課題 1:
ギリシャ危機の本文では、7月5日の国民投票で「ノー(OXI)」は何%でしたか。
課題 2:
ギリシャ危機の本文に出てくるギリシャの政党を、略称とあわせてすべて挙げてください。
課題 3:
ギリシャ危機の本文を、最後の文の続きから書き継いでください。

本文:
-=-=-=-=-

キプロスが3月31日に欧州連合(EU)国際通貨基金(IMF)の支援プログラムを卒業したことで、ユーロ圏唯一の支援プログラム国となったギリシャの危機の再燃も、夏場に向けたリスクだ。
ギリシャ危機の特徴は、政局の変化、政府債務償還期日、支援交渉の膠着という3要件が危機の引き金となり、再燃を繰り返してきた点にある。発端は、2009年10月の政権交代で、新たに発足した全ギリシャ社会主義運動(PASOK)政権が、新民主主義党(ND)率いる前政権の財政統計の不正が発覚したことだった。2010年5月、ユーロ参加国政府による二国間融資とIMFによる条件付きの資金繰り支援で一旦は決着したが、金融システムの混乱回避のために債務再編を棚上げしたため、その成功は当初から危ぶまれ、実際、11年7月には、民間投資家への損失負担による債務再編を含む第2次支援合意を迫られた。
12年3月の正式に始動した第2次支援プログラムも当初から躓いた。同年5月の総選挙で、反緊縮を掲げた急進左派連合(SYRIZA)が躍進、ユーロ離脱(GREXIT)への懸念が一気に高まった。結果として6月の再選挙で緊縮派のNDを中心とする連立政権が発足、ECBが新たな国債買い入れプログラム・OMTを用意したこともあり、債務危機の域内伝播への懸念も抑え込まれた。
その後は、しばらく小康状態が続いたが、15年1月の選挙でのSYRIZA勝利をきっかけに危機は再燃する。第2次支援プログラムに関するチプラス政権と支援者側との協議は平行線を辿った末、同年6月末に支援が打ち切られたため、ECBはギリシャ中央銀行に対する緊急流動性支援(ELA)の上限引き上げを凍結した。これにより、チプラス政権発足前後から預金流出に見舞われていた(図表10)ギリシャの銀行は一時休業、預金引き出し制限や海外送金停止などの資本規制の導入に追い込まれた。6月末を期限とするIMFへの返済は延滞扱いとなった。
図表9 ギリシャ危機の流れと10年国債利回り/図表10 ギリシャの商業銀行への民間預金残高とギリシャ中央銀行の資金供給残高

第3次支援の第1回審査も難航中。7月20日の国債償還が視野に入る

第3次支援の第1回審査も難航中。7月20日の国債償還が視野に入る

15年の危機は第3次支援プログラムの合意によって終息した。ギリシャ政府は、7月5日の国民投票を終えた、8日に改めてESMに支援を要請した。国民投票は、支援機関側が提示した条件へのノー(OXI)が61.31%とイエス(NAI)38.69%を大きく上回る結果だったが、ギリシャ政府は、第3次支援の合意を取り付けるために厳しい条件を受け入れざるを得なかった(図表11)。プログラムの正式な始動は8月19日だが、7月20日に予定していたECBが保有する35億ユーロの国債の償還のための原資は、辛うじて第3次支援正式始動までの「つなぎ融資」という形で確保され、IMFへの延滞も解消した。

-=-=-=-=-

保存データ:

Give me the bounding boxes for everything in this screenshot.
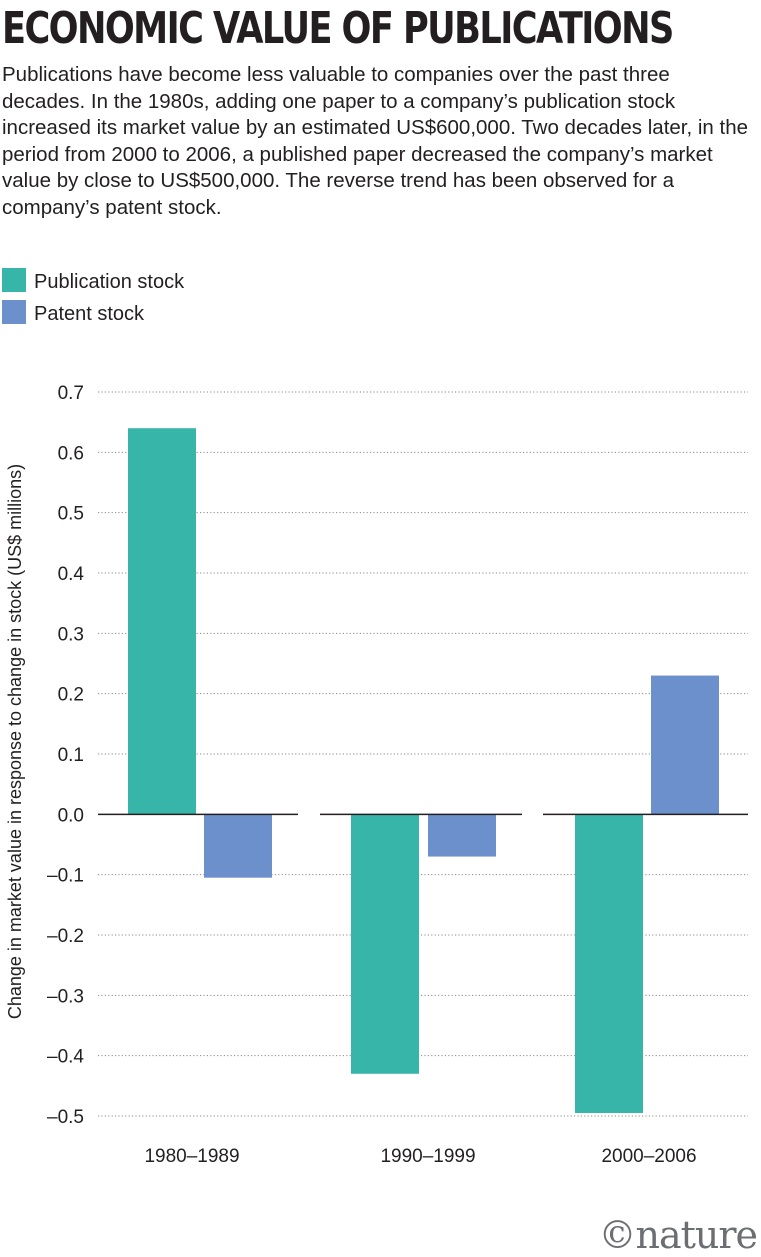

-=-=-=-=-

解答例 1:
61.31%です。

解答例 2:
全ギリシャ社会主義運動(PASOK)、新民主主義党(ND)、急進左派連合(SYRIZA)

解答例 3:
チプラス首相は、第3次支援が正式に動き出した直後に辞任、昨年9月の総選挙(議席総数300)で勝利し第二次連立政権を発足させたが、改革関連法案に賛成しなかった議員の離脱などで現在の連立与党の議席数は辛うじて過半数を超えるに過ぎない。SYRIZAの支持率も昨年9月の総選挙後、ほぼ一貫して低下、今年1月、NDの党首選で勝利したミツォタキス氏の人気もあり、最大野党のNDに支持率で逆転されている。
このように紆余曲折を経て始動した第3次支援も、支援金を受け取るための条件となる改革の実行は遅れており、未だ第1回審査の合格を得られていない。審査に合格し、EUが債務再編を実行すれば、ギリシャ支援に参加することになっているIMFの関与も、基礎的財政収支3.5%という中期目標の実現可能性を巡りEUとも見解が対立していることなどから不透明なままだ。
4月22日には、ユーログループ(ユーロ圏財務相会合)で、ギリシャの支援プログラムについての協議が予定されている。ここで合格が認められる可能性は低いだろうが、合格に近づきつつあるとのトーンが伺われるかどうか注目したい。
今年も7月20日のECB等が保有する23億ユーロの国債の償還期限が控えている。審査を合格し、返済原資を獲得できるのか危ぶまれ始めている。難民問題を最大の政治課題とするドイツは、EUの難民危機対策の前線としての役割を帯びるギリシャを切り離し辛く、交渉はまとまりやすくなっているとの期待もある。15年の危機で、ギリシャ危機の他国の財政やユーロ圏の銀行システムへの影響は限定的であることが証明された。それでも、今後の展開を注意して見守りたい。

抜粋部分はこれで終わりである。